WHAT THIS TASK INVOLVES:
Gather up every line that includes the string "available".

ENTRIES SHOWN:
########

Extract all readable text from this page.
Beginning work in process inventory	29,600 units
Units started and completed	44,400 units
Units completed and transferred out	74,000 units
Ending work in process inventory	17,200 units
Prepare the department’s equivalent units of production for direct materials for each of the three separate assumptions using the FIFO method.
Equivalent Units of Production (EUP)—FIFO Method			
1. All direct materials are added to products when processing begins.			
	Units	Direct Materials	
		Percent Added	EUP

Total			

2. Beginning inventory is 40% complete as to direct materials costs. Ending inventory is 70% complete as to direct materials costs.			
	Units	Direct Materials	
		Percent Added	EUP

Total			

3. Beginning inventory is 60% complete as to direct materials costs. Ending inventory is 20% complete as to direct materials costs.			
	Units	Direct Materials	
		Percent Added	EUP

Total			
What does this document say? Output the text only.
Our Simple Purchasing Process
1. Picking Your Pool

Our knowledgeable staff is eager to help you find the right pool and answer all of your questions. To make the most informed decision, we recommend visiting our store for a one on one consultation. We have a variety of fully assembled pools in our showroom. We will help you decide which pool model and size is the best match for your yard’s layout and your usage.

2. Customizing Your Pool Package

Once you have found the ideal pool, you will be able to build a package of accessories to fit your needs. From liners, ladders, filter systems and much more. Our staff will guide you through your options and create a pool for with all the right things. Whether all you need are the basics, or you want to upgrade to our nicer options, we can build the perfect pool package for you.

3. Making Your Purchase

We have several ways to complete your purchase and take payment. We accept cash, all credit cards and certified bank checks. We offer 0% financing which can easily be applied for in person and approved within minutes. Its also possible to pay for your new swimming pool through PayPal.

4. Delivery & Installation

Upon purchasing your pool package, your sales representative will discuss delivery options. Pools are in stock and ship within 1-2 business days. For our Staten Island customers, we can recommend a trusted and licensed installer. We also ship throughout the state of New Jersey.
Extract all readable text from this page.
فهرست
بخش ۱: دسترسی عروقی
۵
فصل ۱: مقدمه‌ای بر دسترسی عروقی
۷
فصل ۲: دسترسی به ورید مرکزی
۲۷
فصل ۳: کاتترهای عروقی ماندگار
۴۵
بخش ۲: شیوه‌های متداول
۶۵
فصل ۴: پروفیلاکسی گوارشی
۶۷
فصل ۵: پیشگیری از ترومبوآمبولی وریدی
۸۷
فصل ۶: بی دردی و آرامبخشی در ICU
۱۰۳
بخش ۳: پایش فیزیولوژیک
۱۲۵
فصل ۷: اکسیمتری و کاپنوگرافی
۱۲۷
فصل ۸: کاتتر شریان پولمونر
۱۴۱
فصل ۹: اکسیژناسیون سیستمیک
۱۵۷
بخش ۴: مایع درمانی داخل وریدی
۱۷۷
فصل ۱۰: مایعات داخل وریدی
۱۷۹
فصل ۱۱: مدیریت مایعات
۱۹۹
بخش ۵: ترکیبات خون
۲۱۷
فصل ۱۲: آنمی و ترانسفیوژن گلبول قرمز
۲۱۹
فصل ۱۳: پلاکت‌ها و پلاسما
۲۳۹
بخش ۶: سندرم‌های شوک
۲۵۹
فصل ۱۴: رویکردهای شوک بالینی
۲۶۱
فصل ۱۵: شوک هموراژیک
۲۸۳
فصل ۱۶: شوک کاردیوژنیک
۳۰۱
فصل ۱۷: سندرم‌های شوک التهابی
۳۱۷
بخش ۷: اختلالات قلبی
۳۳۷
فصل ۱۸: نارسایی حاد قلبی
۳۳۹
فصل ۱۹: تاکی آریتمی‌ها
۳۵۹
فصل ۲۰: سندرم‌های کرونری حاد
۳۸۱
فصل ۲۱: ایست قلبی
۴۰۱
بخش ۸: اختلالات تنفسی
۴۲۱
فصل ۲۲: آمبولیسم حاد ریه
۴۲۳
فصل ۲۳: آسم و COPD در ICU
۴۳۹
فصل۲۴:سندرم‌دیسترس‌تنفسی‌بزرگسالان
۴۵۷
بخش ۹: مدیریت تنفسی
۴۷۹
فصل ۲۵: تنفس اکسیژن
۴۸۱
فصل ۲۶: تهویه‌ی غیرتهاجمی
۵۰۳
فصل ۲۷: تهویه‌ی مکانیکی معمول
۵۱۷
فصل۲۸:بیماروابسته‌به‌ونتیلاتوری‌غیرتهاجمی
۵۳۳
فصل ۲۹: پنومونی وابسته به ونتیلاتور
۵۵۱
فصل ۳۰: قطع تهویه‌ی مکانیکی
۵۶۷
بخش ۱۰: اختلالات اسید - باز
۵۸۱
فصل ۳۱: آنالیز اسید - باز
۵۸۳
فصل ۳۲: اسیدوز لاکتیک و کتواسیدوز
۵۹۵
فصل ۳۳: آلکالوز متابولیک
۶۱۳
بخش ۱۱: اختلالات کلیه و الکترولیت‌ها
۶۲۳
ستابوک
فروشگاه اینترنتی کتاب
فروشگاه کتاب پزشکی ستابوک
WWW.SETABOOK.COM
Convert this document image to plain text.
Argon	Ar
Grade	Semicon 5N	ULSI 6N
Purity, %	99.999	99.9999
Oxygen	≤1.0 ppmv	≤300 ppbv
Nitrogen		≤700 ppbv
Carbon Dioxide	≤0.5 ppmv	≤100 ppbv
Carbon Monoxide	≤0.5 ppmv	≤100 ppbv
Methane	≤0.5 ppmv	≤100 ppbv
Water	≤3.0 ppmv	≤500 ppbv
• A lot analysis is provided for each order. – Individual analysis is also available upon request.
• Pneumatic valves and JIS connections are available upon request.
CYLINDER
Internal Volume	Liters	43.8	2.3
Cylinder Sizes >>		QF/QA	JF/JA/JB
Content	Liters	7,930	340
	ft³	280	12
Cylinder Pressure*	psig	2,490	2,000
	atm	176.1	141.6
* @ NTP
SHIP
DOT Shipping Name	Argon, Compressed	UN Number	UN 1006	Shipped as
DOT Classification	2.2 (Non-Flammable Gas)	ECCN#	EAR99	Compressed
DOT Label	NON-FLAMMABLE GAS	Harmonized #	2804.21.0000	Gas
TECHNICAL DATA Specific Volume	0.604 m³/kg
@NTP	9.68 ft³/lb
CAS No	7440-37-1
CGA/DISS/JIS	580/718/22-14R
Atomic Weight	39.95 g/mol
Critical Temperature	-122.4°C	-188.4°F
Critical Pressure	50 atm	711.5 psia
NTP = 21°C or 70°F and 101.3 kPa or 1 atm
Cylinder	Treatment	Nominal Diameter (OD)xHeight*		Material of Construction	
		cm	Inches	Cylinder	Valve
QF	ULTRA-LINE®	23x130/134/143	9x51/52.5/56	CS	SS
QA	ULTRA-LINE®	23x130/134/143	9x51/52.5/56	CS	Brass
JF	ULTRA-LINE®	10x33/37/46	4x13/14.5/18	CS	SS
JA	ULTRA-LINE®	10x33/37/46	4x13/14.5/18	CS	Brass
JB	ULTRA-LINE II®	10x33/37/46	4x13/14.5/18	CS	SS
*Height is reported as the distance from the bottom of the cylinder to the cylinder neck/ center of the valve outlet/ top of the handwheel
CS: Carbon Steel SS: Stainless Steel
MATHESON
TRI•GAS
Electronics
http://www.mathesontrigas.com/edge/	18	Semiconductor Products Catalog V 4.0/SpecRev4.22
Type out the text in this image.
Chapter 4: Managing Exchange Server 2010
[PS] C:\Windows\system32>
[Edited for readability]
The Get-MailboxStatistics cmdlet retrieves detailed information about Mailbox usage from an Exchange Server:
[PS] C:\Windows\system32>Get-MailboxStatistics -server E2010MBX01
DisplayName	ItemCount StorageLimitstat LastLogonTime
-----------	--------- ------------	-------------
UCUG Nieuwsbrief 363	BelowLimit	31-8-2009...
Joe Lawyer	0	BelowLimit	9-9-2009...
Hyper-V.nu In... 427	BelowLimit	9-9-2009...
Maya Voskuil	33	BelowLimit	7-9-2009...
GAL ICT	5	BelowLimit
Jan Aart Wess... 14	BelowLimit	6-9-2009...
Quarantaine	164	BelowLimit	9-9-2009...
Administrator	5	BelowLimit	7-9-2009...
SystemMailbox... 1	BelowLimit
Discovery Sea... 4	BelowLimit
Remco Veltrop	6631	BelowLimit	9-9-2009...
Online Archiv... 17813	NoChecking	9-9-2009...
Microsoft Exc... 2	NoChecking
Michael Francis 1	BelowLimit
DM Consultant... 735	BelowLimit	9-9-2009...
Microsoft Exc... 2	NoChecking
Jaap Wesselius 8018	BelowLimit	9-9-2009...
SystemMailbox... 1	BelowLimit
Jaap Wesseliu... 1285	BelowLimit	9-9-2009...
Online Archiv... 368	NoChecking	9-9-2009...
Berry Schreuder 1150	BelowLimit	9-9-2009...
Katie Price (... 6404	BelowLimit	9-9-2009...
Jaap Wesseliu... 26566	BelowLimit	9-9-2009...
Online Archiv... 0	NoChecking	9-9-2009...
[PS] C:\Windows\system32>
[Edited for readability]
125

########

EXERCISE RESULT:
• A lot analysis is provided for each order. – Individual analysis is also available upon request.
• Pneumatic valves and JIS connections are available upon request.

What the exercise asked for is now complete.